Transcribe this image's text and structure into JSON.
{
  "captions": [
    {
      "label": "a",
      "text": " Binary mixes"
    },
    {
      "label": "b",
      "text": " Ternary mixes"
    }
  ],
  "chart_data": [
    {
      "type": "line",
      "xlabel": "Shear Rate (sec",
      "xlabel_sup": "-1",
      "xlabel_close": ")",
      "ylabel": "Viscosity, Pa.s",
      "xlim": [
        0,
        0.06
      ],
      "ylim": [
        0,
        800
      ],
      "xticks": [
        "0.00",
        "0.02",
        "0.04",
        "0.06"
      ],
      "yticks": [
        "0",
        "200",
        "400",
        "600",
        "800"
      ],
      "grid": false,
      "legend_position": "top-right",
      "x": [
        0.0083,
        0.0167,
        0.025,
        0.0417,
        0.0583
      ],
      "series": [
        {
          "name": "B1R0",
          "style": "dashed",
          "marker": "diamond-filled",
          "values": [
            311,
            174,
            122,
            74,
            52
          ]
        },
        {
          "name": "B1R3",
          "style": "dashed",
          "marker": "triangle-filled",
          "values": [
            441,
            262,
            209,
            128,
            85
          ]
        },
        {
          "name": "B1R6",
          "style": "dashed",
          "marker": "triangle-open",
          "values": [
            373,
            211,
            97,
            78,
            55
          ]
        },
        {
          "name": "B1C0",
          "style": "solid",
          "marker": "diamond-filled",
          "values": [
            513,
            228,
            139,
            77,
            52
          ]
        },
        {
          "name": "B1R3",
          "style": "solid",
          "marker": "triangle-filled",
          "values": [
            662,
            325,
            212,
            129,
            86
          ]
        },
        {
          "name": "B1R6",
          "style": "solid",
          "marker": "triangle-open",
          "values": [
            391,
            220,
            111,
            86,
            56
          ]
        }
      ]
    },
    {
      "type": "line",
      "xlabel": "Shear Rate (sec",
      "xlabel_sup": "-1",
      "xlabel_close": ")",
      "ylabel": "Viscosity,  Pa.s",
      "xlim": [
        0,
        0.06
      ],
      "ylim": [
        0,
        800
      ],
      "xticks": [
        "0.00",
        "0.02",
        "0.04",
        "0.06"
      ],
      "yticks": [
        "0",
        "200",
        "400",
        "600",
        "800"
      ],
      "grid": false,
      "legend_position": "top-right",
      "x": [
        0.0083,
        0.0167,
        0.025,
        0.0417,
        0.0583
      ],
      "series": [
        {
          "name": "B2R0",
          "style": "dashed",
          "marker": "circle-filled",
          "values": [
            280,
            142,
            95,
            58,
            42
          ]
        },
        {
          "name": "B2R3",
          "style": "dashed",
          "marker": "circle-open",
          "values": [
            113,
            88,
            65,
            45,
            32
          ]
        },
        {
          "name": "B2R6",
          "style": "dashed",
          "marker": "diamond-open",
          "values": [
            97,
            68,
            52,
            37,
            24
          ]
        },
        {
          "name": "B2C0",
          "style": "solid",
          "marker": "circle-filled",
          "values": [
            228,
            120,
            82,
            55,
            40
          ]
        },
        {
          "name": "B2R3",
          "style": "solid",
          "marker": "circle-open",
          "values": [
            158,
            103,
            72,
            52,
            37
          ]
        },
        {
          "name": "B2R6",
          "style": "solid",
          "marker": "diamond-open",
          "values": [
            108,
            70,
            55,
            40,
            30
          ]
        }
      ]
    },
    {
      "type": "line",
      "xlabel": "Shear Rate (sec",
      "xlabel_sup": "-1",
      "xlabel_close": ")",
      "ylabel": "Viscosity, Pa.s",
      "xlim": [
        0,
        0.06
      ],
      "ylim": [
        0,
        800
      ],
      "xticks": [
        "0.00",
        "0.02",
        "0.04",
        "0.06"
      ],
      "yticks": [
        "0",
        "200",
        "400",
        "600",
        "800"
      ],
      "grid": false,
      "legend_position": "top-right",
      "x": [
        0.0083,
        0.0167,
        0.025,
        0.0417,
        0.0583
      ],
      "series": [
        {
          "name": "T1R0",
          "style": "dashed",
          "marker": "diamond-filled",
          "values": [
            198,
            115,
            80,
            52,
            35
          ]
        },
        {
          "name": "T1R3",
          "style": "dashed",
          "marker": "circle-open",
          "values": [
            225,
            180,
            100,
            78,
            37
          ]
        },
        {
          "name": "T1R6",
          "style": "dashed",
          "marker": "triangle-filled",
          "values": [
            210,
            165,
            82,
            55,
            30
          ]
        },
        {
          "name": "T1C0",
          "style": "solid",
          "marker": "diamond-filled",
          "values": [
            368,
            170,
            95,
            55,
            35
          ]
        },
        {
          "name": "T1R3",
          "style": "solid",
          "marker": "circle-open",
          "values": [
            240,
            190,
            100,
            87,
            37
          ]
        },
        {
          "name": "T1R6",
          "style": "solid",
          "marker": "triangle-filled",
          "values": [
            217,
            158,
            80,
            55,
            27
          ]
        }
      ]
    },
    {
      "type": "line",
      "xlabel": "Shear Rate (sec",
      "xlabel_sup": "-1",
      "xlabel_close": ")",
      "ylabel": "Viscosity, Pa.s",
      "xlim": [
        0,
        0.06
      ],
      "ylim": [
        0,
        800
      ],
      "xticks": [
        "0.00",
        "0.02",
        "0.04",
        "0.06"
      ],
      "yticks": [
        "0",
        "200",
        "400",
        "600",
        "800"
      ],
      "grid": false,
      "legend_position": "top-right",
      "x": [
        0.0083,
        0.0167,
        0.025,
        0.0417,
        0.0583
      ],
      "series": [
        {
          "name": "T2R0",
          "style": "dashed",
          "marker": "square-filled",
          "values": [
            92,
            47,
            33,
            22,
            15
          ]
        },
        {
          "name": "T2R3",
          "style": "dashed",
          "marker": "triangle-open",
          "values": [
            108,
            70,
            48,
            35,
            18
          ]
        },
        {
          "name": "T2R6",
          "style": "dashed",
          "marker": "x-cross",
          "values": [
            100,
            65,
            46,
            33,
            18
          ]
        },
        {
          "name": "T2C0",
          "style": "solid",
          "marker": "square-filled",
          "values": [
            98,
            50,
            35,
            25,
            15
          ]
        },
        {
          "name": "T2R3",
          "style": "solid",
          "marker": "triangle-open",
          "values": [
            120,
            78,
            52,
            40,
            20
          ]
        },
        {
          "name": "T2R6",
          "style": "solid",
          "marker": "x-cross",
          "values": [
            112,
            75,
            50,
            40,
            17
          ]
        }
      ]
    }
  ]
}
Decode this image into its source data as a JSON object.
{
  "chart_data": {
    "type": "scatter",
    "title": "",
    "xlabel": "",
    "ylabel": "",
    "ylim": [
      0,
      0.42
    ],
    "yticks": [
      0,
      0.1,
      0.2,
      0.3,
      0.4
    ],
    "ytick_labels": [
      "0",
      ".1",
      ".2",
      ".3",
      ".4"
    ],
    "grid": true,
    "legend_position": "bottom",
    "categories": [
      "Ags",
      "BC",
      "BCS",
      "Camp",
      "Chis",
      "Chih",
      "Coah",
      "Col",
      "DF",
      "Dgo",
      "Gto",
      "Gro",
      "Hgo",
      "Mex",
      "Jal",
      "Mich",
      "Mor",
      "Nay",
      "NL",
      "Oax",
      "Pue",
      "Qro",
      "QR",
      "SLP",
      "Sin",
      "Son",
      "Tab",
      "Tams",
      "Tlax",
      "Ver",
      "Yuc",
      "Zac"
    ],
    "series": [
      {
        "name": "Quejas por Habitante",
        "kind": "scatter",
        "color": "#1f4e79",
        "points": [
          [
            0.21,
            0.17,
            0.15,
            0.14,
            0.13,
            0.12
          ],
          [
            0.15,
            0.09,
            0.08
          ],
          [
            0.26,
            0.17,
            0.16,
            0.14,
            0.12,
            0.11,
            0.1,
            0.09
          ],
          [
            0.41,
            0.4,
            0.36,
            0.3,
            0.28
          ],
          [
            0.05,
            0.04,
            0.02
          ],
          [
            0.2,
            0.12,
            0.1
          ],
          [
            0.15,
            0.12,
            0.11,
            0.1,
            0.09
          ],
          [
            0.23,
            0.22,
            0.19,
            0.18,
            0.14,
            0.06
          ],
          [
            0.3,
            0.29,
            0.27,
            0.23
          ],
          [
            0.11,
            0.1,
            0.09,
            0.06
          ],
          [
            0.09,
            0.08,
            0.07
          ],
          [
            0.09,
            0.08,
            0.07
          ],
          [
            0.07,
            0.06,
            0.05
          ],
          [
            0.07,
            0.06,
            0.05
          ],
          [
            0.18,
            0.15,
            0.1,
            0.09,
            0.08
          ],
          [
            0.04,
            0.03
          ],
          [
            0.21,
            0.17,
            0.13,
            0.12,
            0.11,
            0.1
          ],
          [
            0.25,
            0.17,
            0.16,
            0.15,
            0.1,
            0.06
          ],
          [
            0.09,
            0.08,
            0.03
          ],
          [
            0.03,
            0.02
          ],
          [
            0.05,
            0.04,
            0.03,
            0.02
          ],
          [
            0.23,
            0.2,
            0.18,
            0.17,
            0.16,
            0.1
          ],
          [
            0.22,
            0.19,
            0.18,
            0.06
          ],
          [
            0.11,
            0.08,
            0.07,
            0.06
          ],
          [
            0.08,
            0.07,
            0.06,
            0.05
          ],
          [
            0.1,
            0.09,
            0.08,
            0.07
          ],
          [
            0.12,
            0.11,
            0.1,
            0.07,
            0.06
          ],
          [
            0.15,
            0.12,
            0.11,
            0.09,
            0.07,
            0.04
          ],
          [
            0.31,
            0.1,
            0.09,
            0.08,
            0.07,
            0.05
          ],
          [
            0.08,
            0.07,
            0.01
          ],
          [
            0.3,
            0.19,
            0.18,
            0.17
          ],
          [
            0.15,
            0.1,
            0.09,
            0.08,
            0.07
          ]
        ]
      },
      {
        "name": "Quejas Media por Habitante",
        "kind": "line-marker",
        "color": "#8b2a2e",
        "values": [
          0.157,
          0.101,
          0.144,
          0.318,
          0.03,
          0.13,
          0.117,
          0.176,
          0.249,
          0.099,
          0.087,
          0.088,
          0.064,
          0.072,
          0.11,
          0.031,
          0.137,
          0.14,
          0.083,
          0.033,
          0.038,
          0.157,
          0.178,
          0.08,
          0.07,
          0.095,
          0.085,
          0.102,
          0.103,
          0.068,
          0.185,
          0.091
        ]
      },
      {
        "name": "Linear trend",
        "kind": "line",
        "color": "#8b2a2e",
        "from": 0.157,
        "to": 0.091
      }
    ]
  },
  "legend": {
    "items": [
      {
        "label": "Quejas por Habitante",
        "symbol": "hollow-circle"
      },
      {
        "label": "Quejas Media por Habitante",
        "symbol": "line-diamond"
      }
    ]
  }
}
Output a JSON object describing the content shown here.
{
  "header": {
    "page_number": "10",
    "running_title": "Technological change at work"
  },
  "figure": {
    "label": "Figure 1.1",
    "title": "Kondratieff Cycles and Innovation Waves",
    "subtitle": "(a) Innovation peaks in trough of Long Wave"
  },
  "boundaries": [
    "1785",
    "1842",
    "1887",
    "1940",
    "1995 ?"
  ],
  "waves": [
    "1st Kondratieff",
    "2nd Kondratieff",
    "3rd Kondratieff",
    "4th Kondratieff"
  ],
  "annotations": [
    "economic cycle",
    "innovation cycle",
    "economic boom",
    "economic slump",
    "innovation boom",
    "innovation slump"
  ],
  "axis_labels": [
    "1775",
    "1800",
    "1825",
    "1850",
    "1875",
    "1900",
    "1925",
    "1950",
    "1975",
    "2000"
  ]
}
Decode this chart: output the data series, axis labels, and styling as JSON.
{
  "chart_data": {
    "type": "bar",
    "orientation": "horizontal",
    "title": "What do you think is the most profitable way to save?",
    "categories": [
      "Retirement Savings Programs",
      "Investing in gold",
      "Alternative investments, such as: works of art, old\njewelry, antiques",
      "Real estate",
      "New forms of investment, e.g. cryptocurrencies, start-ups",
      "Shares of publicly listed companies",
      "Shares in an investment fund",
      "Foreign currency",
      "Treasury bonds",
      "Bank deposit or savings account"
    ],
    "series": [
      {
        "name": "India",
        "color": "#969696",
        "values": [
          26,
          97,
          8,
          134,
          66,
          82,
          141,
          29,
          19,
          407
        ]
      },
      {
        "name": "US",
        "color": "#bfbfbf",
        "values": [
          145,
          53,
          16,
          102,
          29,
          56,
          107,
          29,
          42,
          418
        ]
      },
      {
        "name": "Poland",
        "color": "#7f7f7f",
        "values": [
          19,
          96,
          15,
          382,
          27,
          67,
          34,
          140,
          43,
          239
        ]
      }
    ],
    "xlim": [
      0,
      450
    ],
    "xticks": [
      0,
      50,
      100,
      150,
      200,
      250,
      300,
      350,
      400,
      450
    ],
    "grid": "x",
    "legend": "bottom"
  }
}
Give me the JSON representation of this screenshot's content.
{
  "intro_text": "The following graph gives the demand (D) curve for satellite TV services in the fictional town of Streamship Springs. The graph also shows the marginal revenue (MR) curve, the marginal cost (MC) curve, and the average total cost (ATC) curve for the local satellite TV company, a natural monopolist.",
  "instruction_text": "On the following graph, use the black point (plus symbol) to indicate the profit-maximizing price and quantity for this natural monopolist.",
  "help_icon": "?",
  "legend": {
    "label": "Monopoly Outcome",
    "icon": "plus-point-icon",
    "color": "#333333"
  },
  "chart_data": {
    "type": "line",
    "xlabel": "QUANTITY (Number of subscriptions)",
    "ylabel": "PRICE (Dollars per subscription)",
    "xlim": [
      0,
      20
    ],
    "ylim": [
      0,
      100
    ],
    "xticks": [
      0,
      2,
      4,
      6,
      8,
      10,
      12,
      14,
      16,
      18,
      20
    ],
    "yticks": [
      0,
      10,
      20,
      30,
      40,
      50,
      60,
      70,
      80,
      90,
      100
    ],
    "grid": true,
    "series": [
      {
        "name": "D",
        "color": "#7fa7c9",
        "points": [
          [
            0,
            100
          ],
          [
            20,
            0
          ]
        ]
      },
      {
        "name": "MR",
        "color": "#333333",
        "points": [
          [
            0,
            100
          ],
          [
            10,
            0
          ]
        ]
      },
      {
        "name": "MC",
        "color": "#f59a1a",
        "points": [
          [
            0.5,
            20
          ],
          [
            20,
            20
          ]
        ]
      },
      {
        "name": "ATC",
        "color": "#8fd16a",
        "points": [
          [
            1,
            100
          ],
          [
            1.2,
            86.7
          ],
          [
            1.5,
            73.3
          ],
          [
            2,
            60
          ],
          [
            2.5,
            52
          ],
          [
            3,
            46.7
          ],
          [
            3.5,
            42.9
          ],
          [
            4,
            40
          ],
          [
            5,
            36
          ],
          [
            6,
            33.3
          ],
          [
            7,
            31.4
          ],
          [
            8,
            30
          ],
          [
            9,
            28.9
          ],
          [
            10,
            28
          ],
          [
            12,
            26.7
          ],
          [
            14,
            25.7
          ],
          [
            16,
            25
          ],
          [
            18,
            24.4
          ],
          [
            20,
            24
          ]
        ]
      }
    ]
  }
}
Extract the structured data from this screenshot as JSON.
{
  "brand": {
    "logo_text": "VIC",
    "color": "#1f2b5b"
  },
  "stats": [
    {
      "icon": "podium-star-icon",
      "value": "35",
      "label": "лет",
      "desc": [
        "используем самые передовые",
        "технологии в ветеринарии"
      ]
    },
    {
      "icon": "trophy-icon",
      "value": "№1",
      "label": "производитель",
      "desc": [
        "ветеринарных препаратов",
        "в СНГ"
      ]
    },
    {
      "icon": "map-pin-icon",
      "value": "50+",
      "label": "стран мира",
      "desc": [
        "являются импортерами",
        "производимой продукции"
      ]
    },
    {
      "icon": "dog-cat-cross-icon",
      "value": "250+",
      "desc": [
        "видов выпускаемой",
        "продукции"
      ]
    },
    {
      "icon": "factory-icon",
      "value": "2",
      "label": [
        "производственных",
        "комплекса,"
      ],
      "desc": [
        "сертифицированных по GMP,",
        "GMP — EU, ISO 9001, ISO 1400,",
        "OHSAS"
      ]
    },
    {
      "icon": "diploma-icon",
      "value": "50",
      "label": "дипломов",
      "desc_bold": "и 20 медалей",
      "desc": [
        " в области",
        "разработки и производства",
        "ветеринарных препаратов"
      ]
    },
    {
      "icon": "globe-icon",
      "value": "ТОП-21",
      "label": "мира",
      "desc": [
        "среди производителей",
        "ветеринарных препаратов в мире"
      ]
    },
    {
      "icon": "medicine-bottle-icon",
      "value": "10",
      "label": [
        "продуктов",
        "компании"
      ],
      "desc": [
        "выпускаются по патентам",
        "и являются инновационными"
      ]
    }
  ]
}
^^^^
Check each line above for the string "from" and show the ones that have it.

* _The solution_
        "from": 0.157,
Extract the structured data from this screenshot as JSON.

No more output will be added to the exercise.